• **Prompt**
Reproduce the records that follow in full, excluding any picture they contain.

• **Data rows**
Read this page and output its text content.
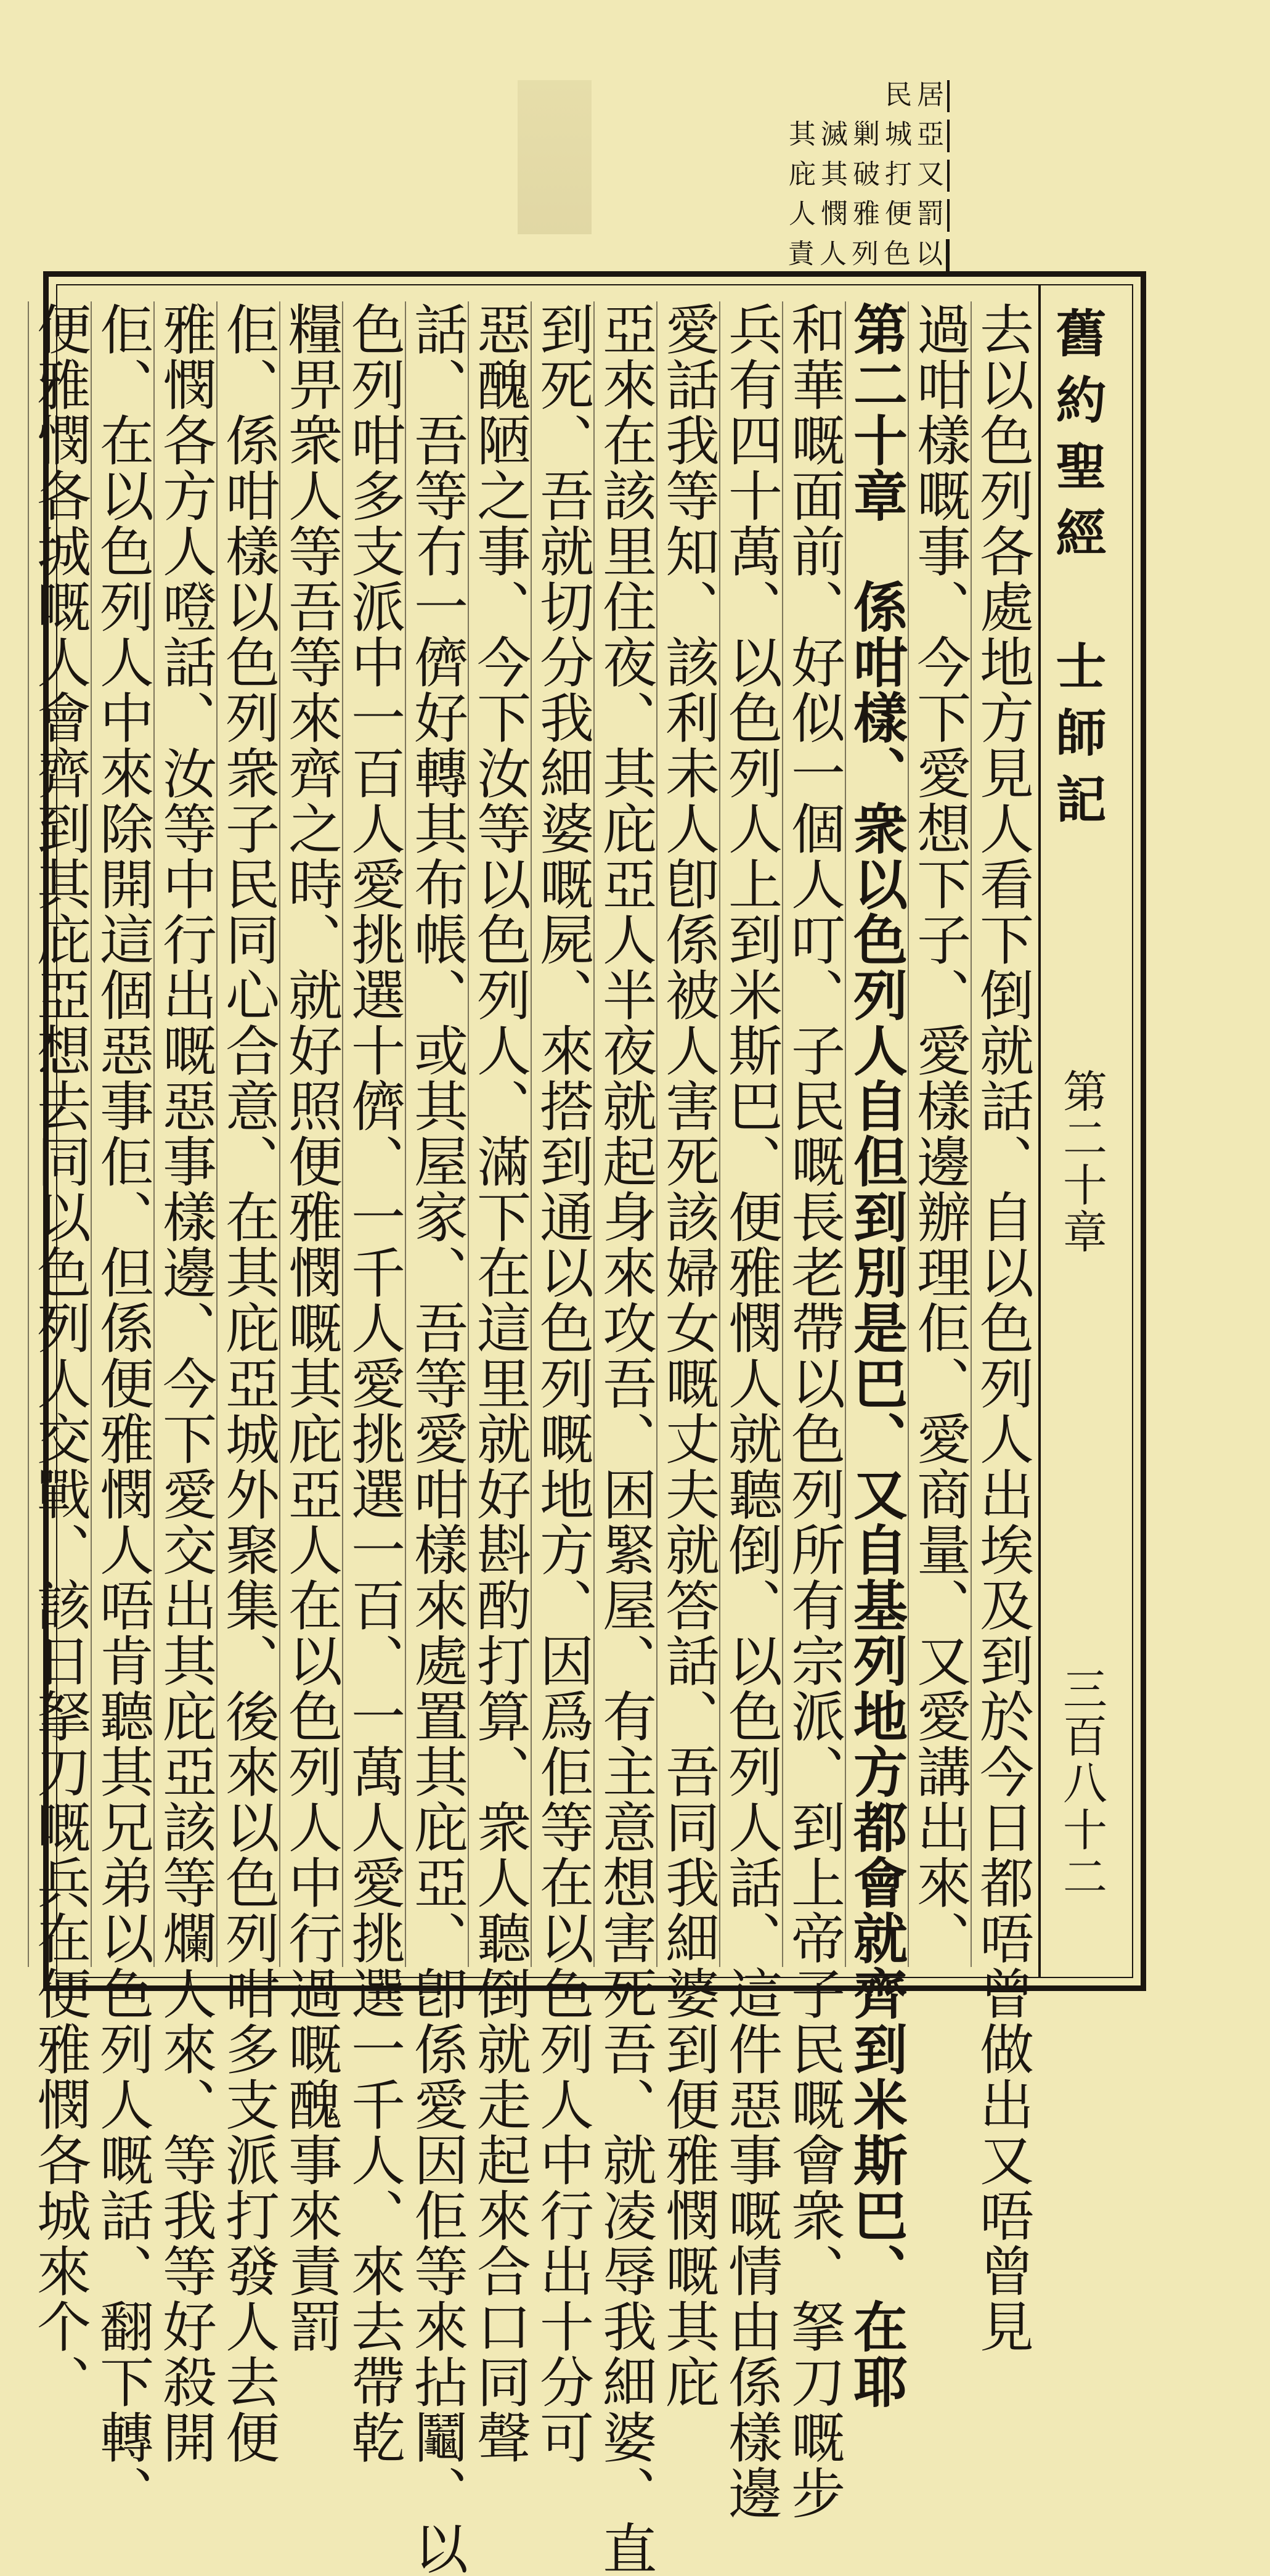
以色列人責
罰便雅憫人
又打破其庇
亞城剿滅其
居民
舊約聖經　士師記
第二十章
三百八十二
去以色列各處地方見人看下倒就話、自以色列人出埃及到於今日都唔曾做出又唔曾見
過咁樣嘅事、今下愛想下子、愛樣邊辦理佢、愛商量、又愛講出來、
第二十章　係咁樣、衆以色列人自但到別是巴、又自基列地方都會就齊到米斯巴、在耶
和華嘅面前、好似一個人叮、子民嘅長老帶以色列所有宗派、到上帝子民嘅會衆、拏刀嘅步
兵有四十萬、以色列人上到米斯巴、便雅憫人就聽倒、以色列人話、這件惡事嘅情由係樣邊
愛話我等知、該利未人卽係被人害死該婦女嘅丈夫就答話、吾同我細婆到便雅憫嘅其庇
亞來在該里住夜、其庇亞人半夜就起身來攻吾、困緊屋、有主意想害死吾、就凌辱我細婆、直
到死、吾就切分我細婆嘅屍、來搭到通以色列嘅地方、因爲佢等在以色列人中行出十分可
惡醜陋之事、今下汝等以色列人、滿下在這里就好斟酌打算、衆人聽倒就走起來合口同聲
話、吾等冇一儕好轉其布帳、或其屋家、吾等愛咁樣來處置其庇亞、卽係愛因佢等來拈鬮、以
色列咁多支派中一百人愛挑選十儕、一千人愛挑選一百、一萬人愛挑選一千人、來去帶乾
糧畀衆人等吾等來齊之時、就好照便雅憫嘅其庇亞人在以色列人中行過嘅醜事來責罰
佢、係咁樣以色列衆子民同心合意、在其庇亞城外聚集、後來以色列咁多支派打發人去便
雅憫各方人噔話、汝等中行出嘅惡事樣邊、今下愛交出其庇亞該等爛人來、等我等好殺開
佢、在以色列人中來除開這個惡事佢、但係便雅憫人唔肯聽其兄弟以色列人嘅話、翻下轉、
便雅憫各城嘅人會齊到其庇亞想去同以色列人交戰、該日拏刀嘅兵在便雅憫各城來个、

• **Task output**
Read this page and output its text content.
以色列人責
罰便雅憫人
又打破其庇
亞城剿滅其
居民
舊約聖經　士師記
第二十章
三百八十二
去以色列各處地方見人看下倒就話、自以色列人出埃及到於今日都唔曾做出又唔曾見
過咁樣嘅事、今下愛想下子、愛樣邊辦理佢、愛商量、又愛講出來、
第二十章　係咁樣、衆以色列人自但到別是巴、又自基列地方都會就齊到米斯巴、在耶
和華嘅面前、好似一個人叮、子民嘅長老帶以色列所有宗派、到上帝子民嘅會衆、拏刀嘅步
兵有四十萬、以色列人上到米斯巴、便雅憫人就聽倒、以色列人話、這件惡事嘅情由係樣邊
愛話我等知、該利未人卽係被人害死該婦女嘅丈夫就答話、吾同我細婆到便雅憫嘅其庇
亞來在該里住夜、其庇亞人半夜就起身來攻吾、困緊屋、有主意想害死吾、就凌辱我細婆、直
到死、吾就切分我細婆嘅屍、來搭到通以色列嘅地方、因爲佢等在以色列人中行出十分可
惡醜陋之事、今下汝等以色列人、滿下在這里就好斟酌打算、衆人聽倒就走起來合口同聲
話、吾等冇一儕好轉其布帳、或其屋家、吾等愛咁樣來處置其庇亞、卽係愛因佢等來拈鬮、以
色列咁多支派中一百人愛挑選十儕、一千人愛挑選一百、一萬人愛挑選一千人、來去帶乾
糧畀衆人等吾等來齊之時、就好照便雅憫嘅其庇亞人在以色列人中行過嘅醜事來責罰
佢、係咁樣以色列衆子民同心合意、在其庇亞城外聚集、後來以色列咁多支派打發人去便
雅憫各方人噔話、汝等中行出嘅惡事樣邊、今下愛交出其庇亞該等爛人來、等我等好殺開
佢、在以色列人中來除開這個惡事佢、但係便雅憫人唔肯聽其兄弟以色列人嘅話、翻下轉、
便雅憫各城嘅人會齊到其庇亞想去同以色列人交戰、該日拏刀嘅兵在便雅憫各城來个、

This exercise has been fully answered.